YOUR TASK: When a line in the material contains the word "this", copy it.

WORKING DATA:
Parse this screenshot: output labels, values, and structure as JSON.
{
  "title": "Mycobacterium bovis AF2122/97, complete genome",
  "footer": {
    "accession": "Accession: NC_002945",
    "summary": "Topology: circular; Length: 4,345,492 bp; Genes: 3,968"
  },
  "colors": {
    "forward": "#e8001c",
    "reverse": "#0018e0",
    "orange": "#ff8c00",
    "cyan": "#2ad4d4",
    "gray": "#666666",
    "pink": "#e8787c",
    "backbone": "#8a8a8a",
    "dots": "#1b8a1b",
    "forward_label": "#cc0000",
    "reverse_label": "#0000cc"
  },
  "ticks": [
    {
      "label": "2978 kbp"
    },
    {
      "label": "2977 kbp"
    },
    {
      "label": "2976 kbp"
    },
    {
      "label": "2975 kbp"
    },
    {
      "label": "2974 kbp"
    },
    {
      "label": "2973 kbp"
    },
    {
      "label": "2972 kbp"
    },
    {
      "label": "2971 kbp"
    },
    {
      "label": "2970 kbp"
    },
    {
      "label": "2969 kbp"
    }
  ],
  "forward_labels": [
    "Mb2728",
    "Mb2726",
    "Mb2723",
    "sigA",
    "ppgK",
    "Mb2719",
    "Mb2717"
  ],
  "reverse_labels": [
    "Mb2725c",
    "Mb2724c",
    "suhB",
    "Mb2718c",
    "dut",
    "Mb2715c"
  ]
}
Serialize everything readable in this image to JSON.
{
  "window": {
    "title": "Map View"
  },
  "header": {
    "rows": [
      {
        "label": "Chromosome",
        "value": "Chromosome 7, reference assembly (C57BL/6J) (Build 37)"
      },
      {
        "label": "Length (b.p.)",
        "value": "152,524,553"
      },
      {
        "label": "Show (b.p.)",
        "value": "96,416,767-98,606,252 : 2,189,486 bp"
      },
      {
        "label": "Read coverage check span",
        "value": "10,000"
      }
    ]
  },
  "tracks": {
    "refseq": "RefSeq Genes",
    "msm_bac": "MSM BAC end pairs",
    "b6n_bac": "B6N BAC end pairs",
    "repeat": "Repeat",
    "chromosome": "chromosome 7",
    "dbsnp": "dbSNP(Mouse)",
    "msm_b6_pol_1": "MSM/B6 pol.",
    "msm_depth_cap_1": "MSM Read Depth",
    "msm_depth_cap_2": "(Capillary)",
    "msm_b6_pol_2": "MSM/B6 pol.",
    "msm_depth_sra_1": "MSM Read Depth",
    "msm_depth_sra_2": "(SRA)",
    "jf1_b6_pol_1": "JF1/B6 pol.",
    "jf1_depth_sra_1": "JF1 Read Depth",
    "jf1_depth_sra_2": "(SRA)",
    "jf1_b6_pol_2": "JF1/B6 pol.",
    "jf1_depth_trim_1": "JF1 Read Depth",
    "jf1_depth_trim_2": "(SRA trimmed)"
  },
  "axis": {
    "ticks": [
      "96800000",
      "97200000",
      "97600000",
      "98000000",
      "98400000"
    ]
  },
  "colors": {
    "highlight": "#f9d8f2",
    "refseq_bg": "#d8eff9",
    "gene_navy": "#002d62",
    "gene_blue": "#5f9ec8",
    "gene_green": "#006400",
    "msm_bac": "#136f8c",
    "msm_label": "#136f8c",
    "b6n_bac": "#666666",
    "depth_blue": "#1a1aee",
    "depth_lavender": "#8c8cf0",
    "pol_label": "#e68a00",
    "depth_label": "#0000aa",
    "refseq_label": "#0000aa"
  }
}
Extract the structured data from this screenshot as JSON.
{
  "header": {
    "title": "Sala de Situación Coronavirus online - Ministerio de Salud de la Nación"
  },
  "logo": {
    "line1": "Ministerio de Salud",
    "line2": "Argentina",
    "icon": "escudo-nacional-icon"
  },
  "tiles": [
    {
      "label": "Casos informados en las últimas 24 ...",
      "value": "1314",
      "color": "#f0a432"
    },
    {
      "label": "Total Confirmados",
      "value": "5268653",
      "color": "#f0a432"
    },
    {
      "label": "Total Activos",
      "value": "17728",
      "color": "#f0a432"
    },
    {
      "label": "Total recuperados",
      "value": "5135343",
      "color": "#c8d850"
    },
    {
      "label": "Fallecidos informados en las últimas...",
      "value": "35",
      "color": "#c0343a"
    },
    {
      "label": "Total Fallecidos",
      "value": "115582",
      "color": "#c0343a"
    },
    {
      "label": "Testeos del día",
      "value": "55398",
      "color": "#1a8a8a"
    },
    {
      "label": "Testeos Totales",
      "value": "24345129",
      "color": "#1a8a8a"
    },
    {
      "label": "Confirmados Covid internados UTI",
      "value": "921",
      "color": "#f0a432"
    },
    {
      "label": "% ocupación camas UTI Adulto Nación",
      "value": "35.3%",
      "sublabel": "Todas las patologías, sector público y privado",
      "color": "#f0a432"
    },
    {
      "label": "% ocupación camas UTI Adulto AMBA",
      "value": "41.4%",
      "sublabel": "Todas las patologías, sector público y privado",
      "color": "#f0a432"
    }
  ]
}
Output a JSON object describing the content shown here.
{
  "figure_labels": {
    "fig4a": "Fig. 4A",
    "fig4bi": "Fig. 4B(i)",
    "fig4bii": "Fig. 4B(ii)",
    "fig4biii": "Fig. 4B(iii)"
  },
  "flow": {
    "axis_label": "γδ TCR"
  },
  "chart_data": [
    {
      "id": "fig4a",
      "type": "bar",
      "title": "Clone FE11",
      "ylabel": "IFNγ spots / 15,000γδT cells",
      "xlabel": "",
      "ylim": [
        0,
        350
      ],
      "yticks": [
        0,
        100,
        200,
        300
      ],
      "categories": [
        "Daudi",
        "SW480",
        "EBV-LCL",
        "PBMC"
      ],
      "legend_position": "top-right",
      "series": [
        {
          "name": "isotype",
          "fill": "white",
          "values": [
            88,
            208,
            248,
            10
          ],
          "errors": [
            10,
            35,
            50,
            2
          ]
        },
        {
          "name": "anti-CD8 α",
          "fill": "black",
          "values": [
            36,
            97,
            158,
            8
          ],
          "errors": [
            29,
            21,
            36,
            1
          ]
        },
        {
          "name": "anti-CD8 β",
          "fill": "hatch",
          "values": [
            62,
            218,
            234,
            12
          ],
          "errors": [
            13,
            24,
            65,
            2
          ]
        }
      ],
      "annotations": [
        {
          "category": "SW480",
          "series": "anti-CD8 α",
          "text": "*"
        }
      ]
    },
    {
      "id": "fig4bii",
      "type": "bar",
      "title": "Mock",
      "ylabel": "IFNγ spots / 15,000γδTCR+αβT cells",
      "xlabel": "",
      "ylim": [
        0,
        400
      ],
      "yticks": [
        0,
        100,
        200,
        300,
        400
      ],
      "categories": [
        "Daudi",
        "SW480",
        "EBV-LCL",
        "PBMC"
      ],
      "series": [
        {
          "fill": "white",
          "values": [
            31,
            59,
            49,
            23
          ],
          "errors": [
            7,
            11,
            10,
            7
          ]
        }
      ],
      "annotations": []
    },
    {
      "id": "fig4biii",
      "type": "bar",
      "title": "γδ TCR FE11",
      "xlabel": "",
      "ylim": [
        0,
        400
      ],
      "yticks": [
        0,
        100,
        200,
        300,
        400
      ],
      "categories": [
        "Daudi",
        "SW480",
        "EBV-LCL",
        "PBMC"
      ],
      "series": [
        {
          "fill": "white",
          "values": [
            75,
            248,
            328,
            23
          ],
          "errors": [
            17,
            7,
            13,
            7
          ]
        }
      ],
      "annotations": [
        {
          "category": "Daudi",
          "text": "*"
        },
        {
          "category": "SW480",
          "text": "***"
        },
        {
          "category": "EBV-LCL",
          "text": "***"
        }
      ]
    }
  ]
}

FINISHED TASK:
Parse this screenshot: output labels, values, and structure as JSON.
Serialize everything readable in this image to JSON.
Extract the structured data from this screenshot as JSON.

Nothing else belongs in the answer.